• WHAT THE EXERCISE ASKS: From the entries below, copy every line where the string "helps" appears.

• INPUT FOR THIS TASK:

--- Start ---

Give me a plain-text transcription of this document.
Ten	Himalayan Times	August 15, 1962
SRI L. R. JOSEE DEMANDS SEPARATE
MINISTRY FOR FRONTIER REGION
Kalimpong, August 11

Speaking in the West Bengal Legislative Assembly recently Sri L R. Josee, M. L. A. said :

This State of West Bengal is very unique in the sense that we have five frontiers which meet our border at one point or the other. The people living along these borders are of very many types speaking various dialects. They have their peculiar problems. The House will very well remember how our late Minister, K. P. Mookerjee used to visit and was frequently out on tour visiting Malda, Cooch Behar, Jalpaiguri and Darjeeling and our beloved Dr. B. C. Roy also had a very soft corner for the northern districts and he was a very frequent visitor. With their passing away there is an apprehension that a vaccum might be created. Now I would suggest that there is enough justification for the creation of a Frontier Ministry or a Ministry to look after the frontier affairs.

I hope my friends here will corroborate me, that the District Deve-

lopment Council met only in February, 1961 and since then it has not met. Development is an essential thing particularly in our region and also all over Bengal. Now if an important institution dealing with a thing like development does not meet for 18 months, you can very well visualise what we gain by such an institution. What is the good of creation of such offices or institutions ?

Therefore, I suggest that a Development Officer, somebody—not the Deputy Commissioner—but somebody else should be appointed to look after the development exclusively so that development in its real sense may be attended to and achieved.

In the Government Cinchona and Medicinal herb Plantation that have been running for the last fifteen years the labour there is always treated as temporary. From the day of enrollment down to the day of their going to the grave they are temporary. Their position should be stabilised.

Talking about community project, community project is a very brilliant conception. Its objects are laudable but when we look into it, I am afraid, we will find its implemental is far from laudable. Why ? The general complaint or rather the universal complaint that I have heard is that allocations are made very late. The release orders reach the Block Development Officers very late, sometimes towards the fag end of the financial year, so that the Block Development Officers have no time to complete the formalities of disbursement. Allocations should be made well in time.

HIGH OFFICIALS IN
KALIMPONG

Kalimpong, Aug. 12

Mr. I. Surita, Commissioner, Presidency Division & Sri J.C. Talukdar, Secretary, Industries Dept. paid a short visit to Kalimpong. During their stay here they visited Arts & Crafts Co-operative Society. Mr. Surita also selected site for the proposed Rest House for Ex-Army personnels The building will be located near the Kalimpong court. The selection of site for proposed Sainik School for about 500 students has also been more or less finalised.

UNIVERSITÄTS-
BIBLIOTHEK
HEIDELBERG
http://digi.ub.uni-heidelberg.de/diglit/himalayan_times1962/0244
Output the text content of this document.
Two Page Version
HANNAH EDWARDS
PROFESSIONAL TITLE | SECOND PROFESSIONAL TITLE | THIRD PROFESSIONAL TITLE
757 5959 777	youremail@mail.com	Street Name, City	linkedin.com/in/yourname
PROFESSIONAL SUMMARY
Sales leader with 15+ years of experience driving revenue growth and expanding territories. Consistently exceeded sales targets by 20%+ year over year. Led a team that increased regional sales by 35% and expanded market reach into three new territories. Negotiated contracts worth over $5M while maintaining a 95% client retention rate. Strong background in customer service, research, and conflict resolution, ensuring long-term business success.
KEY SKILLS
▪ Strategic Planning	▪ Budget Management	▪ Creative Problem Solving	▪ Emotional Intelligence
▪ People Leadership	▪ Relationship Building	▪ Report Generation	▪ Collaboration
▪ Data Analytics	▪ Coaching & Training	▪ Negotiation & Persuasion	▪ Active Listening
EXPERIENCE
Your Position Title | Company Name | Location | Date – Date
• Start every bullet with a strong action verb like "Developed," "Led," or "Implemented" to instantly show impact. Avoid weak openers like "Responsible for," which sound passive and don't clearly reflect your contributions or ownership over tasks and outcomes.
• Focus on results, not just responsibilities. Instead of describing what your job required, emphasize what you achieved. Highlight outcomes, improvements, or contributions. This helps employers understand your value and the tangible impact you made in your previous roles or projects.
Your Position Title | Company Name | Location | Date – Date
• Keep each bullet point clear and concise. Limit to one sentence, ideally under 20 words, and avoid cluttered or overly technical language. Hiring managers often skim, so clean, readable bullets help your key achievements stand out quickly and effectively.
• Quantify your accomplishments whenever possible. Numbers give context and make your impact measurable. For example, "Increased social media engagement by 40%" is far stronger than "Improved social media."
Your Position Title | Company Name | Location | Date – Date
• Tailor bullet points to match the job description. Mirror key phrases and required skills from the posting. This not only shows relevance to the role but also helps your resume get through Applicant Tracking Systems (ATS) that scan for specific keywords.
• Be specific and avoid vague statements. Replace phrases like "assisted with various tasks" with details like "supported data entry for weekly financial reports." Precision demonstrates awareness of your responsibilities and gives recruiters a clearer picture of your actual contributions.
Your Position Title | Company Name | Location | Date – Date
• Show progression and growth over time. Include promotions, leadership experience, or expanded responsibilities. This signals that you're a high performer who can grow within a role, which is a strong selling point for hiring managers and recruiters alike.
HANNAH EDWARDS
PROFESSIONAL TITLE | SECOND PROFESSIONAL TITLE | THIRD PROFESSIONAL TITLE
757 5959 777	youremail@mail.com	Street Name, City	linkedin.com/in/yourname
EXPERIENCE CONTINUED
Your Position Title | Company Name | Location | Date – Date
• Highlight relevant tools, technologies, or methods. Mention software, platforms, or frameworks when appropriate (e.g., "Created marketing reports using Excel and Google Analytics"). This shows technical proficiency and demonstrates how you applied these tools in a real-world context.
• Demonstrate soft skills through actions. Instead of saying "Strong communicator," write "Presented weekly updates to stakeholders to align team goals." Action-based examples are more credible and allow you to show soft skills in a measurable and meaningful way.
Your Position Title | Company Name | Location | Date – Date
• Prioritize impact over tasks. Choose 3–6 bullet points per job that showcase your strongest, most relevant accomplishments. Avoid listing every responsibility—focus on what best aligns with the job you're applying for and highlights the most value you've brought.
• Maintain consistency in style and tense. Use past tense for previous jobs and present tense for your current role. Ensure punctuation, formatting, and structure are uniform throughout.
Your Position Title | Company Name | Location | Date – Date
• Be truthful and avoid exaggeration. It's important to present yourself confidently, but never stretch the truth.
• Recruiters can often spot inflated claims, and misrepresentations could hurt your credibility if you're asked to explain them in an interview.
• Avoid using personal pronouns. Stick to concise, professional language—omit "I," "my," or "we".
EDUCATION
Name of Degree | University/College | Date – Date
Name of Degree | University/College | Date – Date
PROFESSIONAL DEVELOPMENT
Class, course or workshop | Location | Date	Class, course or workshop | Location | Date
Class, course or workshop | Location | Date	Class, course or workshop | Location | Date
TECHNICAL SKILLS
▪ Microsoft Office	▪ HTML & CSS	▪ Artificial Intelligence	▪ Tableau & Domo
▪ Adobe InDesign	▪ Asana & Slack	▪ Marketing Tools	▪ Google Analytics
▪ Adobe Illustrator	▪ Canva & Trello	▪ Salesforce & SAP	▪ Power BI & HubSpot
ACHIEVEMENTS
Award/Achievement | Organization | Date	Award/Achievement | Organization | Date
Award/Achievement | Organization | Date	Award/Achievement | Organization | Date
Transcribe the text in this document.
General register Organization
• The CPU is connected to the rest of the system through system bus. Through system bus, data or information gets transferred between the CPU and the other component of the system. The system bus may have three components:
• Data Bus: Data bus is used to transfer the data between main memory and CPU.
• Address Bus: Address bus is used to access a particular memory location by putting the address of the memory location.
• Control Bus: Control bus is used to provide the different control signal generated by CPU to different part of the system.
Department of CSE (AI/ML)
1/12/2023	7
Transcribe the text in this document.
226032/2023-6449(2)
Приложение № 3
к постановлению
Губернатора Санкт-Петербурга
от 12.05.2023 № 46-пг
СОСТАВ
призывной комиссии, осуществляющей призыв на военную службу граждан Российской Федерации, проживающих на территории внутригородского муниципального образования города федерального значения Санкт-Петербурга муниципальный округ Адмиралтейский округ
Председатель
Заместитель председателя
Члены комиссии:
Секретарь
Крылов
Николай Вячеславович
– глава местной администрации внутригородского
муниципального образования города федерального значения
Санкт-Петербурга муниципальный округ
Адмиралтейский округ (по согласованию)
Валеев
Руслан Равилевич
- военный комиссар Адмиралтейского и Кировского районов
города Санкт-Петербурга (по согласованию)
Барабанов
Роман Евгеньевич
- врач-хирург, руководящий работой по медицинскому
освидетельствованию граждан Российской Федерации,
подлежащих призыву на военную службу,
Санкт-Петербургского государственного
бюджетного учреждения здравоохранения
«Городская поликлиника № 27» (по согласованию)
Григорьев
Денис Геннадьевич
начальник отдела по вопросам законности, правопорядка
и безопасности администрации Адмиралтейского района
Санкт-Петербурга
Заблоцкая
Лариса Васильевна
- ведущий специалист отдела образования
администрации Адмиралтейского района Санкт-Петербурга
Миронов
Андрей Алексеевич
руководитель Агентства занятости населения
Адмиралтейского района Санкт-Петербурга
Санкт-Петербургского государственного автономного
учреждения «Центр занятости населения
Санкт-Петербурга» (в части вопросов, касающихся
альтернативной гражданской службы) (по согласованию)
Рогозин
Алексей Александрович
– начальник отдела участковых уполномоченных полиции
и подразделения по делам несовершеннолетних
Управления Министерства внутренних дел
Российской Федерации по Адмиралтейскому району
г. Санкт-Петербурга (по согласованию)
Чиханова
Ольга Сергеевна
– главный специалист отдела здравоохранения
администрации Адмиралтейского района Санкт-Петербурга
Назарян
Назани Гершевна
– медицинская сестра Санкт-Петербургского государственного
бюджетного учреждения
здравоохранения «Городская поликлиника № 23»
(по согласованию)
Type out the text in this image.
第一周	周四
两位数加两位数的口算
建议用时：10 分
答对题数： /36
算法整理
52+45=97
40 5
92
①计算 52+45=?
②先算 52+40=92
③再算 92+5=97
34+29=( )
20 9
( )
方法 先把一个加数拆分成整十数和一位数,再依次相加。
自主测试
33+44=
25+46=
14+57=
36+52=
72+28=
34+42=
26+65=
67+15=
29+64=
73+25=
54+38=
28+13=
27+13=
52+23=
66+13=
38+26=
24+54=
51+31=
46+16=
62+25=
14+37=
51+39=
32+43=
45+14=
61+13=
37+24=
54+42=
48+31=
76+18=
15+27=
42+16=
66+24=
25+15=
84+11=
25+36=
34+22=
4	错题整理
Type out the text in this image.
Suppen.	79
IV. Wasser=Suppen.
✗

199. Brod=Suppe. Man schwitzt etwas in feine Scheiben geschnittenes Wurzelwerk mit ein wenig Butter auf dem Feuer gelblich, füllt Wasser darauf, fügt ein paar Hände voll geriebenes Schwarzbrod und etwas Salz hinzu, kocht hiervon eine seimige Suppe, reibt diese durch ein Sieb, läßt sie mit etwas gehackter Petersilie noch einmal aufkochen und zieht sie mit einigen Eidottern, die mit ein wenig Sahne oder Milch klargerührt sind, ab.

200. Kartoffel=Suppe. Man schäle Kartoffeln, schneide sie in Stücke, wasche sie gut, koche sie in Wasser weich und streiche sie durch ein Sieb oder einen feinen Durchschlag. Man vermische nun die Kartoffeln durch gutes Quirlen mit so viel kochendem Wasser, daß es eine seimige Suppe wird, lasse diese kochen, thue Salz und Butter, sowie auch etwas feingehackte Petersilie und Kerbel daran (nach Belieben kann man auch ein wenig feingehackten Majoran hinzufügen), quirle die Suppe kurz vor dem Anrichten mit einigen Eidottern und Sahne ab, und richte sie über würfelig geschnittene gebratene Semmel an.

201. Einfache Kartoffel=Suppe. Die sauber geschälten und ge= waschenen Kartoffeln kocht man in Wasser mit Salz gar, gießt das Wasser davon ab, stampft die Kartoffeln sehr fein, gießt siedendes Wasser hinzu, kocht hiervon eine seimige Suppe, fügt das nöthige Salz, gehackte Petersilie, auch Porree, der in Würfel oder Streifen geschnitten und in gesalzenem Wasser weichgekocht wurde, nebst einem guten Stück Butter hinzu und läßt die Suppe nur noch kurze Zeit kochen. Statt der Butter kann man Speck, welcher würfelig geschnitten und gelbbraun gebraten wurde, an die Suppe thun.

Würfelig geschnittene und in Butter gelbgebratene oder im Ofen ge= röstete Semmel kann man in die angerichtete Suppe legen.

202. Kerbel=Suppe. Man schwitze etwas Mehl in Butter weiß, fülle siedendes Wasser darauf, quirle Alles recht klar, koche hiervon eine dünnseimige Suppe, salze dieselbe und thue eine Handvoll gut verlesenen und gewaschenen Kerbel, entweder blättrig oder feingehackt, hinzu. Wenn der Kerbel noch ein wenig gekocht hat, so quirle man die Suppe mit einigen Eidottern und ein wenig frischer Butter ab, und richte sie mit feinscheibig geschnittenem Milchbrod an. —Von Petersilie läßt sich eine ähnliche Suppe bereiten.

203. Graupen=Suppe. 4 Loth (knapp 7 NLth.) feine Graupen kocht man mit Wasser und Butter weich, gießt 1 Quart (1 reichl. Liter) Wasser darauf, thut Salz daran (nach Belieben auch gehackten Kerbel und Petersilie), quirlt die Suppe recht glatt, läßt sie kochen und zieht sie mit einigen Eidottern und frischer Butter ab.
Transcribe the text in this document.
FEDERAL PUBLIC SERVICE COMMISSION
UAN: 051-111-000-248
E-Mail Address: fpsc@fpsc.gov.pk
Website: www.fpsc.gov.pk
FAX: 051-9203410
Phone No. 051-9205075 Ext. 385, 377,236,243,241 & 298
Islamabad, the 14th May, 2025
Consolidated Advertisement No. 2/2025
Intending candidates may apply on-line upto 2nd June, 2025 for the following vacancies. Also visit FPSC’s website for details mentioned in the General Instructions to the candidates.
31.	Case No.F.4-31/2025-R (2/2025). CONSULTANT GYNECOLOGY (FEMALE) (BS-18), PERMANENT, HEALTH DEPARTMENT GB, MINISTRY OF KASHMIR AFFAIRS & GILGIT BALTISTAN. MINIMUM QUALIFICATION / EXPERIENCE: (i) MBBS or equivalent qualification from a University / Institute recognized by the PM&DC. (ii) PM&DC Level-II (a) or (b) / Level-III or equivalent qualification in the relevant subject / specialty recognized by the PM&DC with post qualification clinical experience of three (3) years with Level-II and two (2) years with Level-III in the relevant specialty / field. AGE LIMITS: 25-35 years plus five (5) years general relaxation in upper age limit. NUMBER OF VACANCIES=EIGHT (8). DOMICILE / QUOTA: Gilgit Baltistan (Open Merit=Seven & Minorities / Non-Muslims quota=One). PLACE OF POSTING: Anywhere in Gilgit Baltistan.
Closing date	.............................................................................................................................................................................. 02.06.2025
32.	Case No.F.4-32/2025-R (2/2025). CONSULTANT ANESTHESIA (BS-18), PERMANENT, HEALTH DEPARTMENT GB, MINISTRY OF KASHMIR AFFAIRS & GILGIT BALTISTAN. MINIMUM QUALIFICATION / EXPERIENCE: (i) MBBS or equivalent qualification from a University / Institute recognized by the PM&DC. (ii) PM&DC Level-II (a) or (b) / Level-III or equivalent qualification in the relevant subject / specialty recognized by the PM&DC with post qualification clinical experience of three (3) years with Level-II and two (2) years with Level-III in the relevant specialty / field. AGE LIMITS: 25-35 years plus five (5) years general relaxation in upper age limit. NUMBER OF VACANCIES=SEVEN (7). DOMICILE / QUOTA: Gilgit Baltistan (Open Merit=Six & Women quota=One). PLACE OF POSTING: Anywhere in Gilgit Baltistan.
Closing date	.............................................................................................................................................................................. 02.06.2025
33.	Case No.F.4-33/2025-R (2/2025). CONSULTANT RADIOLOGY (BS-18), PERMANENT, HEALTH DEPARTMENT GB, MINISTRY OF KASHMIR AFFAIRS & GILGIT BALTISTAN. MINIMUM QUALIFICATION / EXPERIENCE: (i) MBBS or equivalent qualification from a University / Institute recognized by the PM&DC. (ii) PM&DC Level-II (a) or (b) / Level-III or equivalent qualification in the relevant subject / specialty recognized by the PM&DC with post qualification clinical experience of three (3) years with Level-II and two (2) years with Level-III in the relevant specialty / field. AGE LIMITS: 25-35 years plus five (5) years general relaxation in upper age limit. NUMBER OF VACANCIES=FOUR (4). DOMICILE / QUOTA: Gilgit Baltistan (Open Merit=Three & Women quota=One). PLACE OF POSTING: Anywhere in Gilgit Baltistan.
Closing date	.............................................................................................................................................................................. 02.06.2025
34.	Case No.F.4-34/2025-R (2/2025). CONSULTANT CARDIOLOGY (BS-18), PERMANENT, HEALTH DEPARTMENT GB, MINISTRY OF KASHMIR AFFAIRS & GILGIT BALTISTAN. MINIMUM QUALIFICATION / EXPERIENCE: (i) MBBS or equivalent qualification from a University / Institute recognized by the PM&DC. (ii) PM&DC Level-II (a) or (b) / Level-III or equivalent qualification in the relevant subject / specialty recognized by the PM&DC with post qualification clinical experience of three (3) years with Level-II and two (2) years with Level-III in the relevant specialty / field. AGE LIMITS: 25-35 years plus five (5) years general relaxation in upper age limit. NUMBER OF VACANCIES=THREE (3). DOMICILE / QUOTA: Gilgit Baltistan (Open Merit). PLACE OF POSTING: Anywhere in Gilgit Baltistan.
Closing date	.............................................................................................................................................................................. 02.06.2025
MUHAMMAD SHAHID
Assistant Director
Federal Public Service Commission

--- End ---

• WORKED ANSWER:
• Focus on results, not just responsibilities. Instead of describing what your job required, emphasize what you achieved. Highlight outcomes, improvements, or contributions. This helps employers understand your value and the tangible impact you made in your previous roles or projects.
• Tailor bullet points to match the job description. Mirror key phrases and required skills from the posting. This not only shows relevance to the role but also helps your resume get through Applicant Tracking Systems (ATS) that scan for specific keywords.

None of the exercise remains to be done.